- **Request**:
All of the data should be output character for character, except the pictures.

- **Data listing**:
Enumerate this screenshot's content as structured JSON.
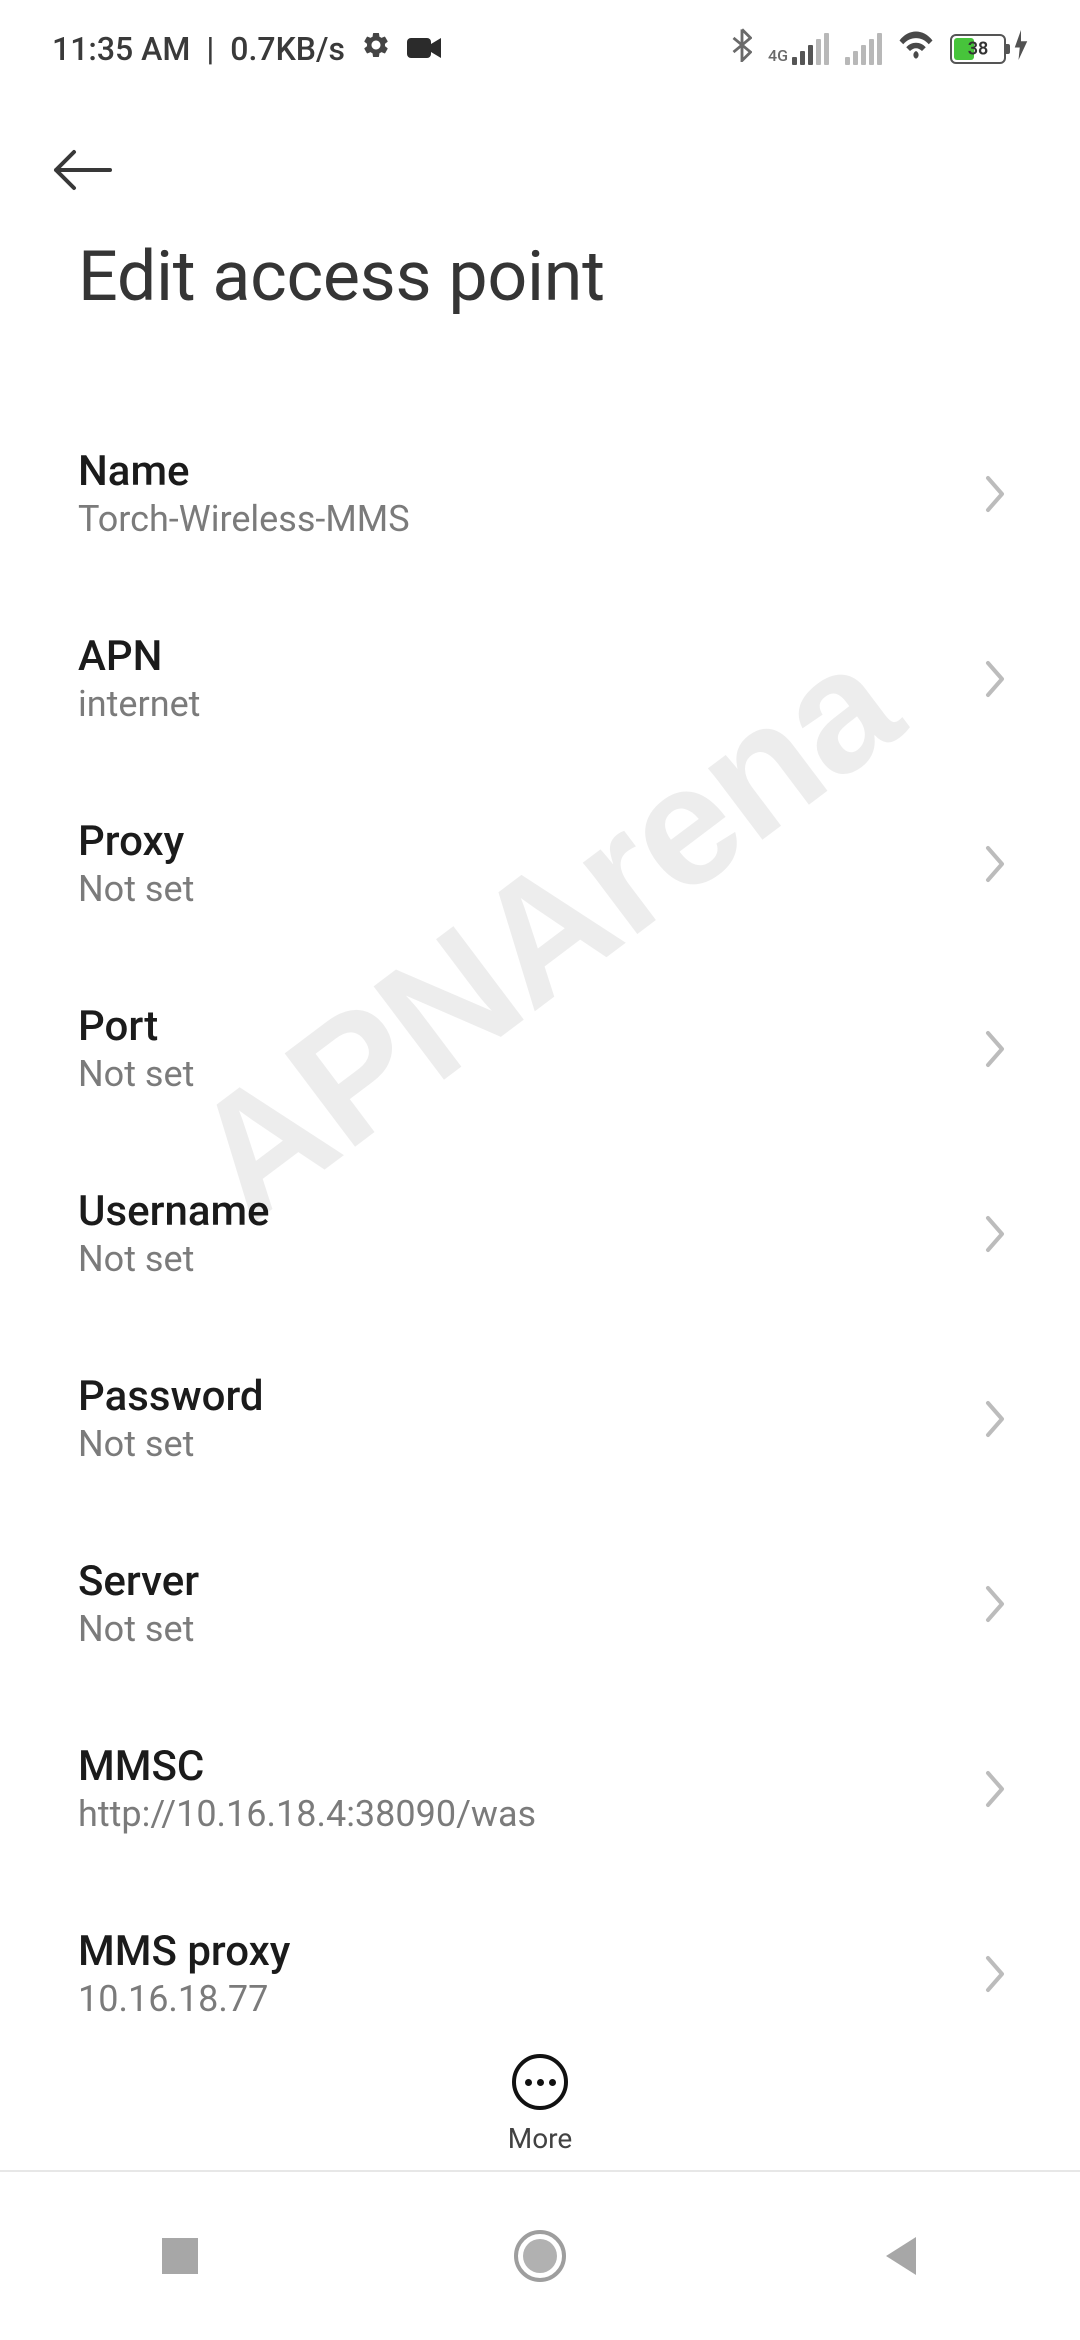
{
  "statusbar": {
    "time": "11:35 AM",
    "speed": "0.7KB/s",
    "network_label": "4G",
    "battery_percent": 38
  },
  "header": {
    "page_title": "Edit access point"
  },
  "settings": [
    {
      "label": "Name",
      "value": "Torch-Wireless-MMS"
    },
    {
      "label": "APN",
      "value": "internet"
    },
    {
      "label": "Proxy",
      "value": "Not set"
    },
    {
      "label": "Port",
      "value": "Not set"
    },
    {
      "label": "Username",
      "value": "Not set"
    },
    {
      "label": "Password",
      "value": "Not set"
    },
    {
      "label": "Server",
      "value": "Not set"
    },
    {
      "label": "MMSC",
      "value": "http://10.16.18.4:38090/was"
    },
    {
      "label": "MMS proxy",
      "value": "10.16.18.77"
    }
  ],
  "actions": {
    "more_label": "More"
  },
  "watermark_text": "APNArena"
}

- **Written reply**:
Enumerate this screenshot's content as structured JSON.
{
  "statusbar": {
    "time": "11:35 AM",
    "speed": "0.7KB/s",
    "network_label": "4G",
    "battery_percent": 38
  },
  "header": {
    "page_title": "Edit access point"
  },
  "settings": [
    {
      "label": "Name",
      "value": "Torch-Wireless-MMS"
    },
    {
      "label": "APN",
      "value": "internet"
    },
    {
      "label": "Proxy",
      "value": "Not set"
    },
    {
      "label": "Port",
      "value": "Not set"
    },
    {
      "label": "Username",
      "value": "Not set"
    },
    {
      "label": "Password",
      "value": "Not set"
    },
    {
      "label": "Server",
      "value": "Not set"
    },
    {
      "label": "MMSC",
      "value": "http://10.16.18.4:38090/was"
    },
    {
      "label": "MMS proxy",
      "value": "10.16.18.77"
    }
  ],
  "actions": {
    "more_label": "More"
  },
  "watermark_text": "APNArena"
}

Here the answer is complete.